> Try it: This task calls for copying every line in the data below that contains the word "Vollsjö".

****

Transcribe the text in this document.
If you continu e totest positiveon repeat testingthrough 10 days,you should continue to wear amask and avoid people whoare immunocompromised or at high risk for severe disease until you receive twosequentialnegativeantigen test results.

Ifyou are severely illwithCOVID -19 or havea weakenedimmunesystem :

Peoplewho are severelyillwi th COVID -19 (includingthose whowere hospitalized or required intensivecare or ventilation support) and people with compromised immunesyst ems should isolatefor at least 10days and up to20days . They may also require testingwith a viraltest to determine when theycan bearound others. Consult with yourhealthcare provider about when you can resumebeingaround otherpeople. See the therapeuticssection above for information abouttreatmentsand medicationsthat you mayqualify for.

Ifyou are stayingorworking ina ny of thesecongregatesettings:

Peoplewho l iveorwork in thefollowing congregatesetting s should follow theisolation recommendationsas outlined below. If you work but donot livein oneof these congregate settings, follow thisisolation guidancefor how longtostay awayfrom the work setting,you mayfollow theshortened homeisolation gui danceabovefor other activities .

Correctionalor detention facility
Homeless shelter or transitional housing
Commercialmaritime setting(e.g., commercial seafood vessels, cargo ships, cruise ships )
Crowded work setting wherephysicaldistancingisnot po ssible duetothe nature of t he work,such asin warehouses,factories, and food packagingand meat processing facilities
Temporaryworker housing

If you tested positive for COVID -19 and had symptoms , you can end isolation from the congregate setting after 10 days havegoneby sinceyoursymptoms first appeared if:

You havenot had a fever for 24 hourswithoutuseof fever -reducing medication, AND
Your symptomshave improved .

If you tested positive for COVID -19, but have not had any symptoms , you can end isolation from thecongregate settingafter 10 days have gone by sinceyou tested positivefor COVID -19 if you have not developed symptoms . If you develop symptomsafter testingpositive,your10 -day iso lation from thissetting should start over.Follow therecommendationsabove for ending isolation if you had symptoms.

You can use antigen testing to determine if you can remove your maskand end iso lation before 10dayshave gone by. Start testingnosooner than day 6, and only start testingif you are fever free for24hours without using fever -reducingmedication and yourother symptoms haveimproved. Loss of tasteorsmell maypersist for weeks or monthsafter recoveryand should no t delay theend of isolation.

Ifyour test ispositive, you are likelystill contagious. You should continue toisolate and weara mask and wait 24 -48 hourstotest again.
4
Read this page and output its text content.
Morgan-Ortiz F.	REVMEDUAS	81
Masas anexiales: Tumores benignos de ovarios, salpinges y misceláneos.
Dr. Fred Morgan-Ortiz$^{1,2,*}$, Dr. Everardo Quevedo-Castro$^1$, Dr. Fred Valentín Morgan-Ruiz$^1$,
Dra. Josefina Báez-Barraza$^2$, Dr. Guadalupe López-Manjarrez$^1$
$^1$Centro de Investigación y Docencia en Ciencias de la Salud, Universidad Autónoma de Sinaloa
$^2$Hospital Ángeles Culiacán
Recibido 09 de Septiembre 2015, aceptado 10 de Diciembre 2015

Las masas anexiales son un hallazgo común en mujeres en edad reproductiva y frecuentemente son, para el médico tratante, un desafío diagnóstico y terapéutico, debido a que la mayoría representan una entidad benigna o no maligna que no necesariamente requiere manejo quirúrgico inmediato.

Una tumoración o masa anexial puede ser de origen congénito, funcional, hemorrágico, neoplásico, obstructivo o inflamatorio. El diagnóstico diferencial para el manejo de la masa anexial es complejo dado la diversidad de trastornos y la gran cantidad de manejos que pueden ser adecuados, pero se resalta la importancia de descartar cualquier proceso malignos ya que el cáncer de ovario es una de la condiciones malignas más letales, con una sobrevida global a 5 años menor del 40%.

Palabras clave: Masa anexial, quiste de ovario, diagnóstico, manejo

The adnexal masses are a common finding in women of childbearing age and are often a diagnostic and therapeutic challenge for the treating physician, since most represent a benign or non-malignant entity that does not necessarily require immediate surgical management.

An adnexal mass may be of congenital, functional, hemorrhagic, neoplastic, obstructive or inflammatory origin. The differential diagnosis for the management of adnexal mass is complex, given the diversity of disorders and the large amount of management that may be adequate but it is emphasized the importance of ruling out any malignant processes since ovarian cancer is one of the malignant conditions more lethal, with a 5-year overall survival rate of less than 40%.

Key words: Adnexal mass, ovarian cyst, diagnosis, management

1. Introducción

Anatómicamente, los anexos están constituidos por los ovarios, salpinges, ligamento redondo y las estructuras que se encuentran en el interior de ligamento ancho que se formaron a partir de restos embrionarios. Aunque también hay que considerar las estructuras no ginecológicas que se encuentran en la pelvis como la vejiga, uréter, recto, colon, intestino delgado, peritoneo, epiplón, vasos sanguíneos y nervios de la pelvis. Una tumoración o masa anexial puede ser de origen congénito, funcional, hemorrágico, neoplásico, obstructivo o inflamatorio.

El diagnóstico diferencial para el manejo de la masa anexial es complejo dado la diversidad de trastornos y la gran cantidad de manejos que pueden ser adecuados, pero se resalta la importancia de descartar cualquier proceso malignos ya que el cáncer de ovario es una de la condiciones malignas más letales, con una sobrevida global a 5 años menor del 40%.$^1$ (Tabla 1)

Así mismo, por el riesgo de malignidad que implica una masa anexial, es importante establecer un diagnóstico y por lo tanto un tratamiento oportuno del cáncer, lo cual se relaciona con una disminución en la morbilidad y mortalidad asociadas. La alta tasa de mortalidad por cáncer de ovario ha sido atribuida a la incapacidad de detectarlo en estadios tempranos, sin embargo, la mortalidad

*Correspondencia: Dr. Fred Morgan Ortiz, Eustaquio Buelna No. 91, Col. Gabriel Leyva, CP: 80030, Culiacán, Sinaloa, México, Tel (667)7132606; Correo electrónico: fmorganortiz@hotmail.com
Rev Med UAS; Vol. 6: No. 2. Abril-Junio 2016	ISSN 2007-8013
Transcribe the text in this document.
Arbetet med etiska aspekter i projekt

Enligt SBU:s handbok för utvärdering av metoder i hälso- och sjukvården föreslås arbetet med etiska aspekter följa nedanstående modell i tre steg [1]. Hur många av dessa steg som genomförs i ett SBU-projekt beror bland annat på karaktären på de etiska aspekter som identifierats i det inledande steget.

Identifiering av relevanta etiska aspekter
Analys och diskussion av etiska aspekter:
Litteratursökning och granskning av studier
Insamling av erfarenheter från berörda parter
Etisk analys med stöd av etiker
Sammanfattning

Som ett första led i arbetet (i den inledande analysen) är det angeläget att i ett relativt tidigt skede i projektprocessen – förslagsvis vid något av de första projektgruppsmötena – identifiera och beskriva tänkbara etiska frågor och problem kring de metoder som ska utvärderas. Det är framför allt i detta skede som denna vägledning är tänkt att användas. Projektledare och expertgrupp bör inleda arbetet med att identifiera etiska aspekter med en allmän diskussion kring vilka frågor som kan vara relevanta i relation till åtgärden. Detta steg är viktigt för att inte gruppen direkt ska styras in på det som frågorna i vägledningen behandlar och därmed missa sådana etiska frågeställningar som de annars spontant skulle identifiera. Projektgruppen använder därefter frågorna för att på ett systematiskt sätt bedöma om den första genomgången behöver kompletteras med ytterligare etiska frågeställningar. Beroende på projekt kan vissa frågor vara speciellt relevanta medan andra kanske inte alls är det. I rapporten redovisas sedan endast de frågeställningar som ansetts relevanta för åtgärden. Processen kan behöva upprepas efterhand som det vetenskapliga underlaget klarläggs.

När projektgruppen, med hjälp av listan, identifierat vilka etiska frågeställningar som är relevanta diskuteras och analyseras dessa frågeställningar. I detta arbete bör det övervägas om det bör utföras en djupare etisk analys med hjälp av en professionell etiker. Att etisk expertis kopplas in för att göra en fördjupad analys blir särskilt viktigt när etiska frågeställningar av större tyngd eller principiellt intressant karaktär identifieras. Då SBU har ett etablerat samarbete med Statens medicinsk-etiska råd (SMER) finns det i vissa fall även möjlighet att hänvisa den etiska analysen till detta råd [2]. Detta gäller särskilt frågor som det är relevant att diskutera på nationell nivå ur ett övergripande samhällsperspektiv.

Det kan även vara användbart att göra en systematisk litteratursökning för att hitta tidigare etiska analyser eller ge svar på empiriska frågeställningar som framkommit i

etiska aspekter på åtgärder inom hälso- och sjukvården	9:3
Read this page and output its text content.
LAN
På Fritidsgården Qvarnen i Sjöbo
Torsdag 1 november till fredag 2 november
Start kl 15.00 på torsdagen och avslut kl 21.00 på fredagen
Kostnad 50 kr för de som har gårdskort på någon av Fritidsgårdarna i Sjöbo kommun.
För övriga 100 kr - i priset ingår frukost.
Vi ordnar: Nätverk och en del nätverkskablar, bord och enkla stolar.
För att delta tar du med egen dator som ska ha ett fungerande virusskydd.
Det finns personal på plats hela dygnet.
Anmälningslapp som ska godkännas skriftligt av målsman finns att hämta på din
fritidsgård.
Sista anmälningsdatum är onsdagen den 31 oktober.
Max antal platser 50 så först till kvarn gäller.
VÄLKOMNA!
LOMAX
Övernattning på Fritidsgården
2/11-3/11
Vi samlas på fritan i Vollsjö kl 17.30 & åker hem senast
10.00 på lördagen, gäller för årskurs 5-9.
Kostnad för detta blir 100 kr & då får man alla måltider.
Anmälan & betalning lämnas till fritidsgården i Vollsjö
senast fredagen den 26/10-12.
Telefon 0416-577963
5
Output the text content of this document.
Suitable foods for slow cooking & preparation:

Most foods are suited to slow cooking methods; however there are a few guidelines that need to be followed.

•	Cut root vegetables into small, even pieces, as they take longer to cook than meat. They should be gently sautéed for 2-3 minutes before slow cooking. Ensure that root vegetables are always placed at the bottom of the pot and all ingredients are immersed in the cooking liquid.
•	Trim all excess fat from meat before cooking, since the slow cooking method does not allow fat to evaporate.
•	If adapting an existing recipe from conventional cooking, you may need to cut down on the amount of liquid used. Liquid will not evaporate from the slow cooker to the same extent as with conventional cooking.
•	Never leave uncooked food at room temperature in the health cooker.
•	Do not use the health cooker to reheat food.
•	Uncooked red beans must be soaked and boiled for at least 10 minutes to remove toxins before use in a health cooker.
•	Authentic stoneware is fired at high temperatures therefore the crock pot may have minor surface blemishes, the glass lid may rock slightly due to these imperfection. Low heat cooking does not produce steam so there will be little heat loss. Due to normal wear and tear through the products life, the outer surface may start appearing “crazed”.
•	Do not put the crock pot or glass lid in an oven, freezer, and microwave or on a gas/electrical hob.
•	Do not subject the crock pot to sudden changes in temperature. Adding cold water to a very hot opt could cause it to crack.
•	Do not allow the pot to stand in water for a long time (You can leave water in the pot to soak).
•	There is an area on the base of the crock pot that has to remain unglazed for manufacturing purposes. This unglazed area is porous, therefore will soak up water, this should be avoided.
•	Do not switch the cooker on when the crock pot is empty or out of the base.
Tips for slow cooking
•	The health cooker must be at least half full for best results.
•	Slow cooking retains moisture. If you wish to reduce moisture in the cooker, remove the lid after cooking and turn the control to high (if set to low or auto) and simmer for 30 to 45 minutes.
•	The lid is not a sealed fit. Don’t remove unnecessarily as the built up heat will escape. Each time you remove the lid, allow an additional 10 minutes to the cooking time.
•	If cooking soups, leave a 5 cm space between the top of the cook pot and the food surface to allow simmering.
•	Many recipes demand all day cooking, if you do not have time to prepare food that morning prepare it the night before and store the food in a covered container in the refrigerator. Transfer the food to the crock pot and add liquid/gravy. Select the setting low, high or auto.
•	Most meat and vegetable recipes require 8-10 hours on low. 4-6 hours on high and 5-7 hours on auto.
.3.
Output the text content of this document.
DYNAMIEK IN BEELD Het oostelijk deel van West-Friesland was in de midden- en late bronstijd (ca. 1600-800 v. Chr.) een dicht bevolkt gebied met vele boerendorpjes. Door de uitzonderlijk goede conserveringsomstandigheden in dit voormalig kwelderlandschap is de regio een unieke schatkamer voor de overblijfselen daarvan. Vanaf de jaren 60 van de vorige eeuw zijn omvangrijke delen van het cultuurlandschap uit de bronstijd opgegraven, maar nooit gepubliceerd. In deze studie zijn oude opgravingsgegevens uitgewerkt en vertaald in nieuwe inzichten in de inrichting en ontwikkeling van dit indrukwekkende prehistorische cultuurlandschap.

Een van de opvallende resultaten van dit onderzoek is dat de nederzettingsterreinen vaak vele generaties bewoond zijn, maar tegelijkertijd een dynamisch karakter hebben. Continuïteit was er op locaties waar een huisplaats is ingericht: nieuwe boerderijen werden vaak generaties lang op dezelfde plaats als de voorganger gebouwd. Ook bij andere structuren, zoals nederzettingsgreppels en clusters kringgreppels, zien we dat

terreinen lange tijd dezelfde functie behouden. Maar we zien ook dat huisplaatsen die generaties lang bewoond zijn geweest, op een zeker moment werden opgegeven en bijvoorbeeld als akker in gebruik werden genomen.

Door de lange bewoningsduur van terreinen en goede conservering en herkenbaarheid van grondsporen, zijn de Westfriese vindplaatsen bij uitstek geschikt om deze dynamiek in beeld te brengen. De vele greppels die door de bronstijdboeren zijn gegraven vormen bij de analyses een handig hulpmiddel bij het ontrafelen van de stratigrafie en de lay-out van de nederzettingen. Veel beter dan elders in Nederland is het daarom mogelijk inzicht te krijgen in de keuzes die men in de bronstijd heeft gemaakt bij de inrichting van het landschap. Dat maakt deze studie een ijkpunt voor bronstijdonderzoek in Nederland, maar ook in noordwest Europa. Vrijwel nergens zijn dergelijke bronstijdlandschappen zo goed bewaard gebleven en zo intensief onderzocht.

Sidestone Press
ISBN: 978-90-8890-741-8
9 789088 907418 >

****

> Result:
Vi samlas på fritan i Vollsjö kl 17.30 & åker hem senast
Anmälan & betalning lämnas till fritidsgården i Vollsjö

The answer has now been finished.